** Your goal **
Write out each line exactly as it stands, please.
Start Material
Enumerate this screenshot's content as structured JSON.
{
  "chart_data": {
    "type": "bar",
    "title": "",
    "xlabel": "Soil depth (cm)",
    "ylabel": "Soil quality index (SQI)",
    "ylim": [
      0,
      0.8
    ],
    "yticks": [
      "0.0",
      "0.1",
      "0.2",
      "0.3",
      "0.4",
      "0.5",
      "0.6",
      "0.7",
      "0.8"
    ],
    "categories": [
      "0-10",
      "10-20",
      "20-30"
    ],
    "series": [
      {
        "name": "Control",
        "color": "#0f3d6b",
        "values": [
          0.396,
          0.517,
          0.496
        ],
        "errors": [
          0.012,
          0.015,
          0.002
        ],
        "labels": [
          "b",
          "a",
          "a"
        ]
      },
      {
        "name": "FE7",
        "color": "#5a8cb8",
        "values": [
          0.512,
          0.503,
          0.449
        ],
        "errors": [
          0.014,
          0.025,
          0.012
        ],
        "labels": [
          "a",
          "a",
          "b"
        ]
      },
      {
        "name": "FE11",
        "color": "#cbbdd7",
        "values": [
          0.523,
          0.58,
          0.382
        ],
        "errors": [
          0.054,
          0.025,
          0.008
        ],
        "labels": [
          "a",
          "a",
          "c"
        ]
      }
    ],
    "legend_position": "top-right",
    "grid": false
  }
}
End Material
** Written response **
Enumerate this screenshot's content as structured JSON.
{
  "chart_data": {
    "type": "bar",
    "title": "",
    "xlabel": "Soil depth (cm)",
    "ylabel": "Soil quality index (SQI)",
    "ylim": [
      0,
      0.8
    ],
    "yticks": [
      "0.0",
      "0.1",
      "0.2",
      "0.3",
      "0.4",
      "0.5",
      "0.6",
      "0.7",
      "0.8"
    ],
    "categories": [
      "0-10",
      "10-20",
      "20-30"
    ],
    "series": [
      {
        "name": "Control",
        "color": "#0f3d6b",
        "values": [
          0.396,
          0.517,
          0.496
        ],
        "errors": [
          0.012,
          0.015,
          0.002
        ],
        "labels": [
          "b",
          "a",
          "a"
        ]
      },
      {
        "name": "FE7",
        "color": "#5a8cb8",
        "values": [
          0.512,
          0.503,
          0.449
        ],
        "errors": [
          0.014,
          0.025,
          0.012
        ],
        "labels": [
          "a",
          "a",
          "b"
        ]
      },
      {
        "name": "FE11",
        "color": "#cbbdd7",
        "values": [
          0.523,
          0.58,
          0.382
        ],
        "errors": [
          0.054,
          0.025,
          0.008
        ],
        "labels": [
          "a",
          "a",
          "c"
        ]
      }
    ],
    "legend_position": "top-right",
    "grid": false
  }
}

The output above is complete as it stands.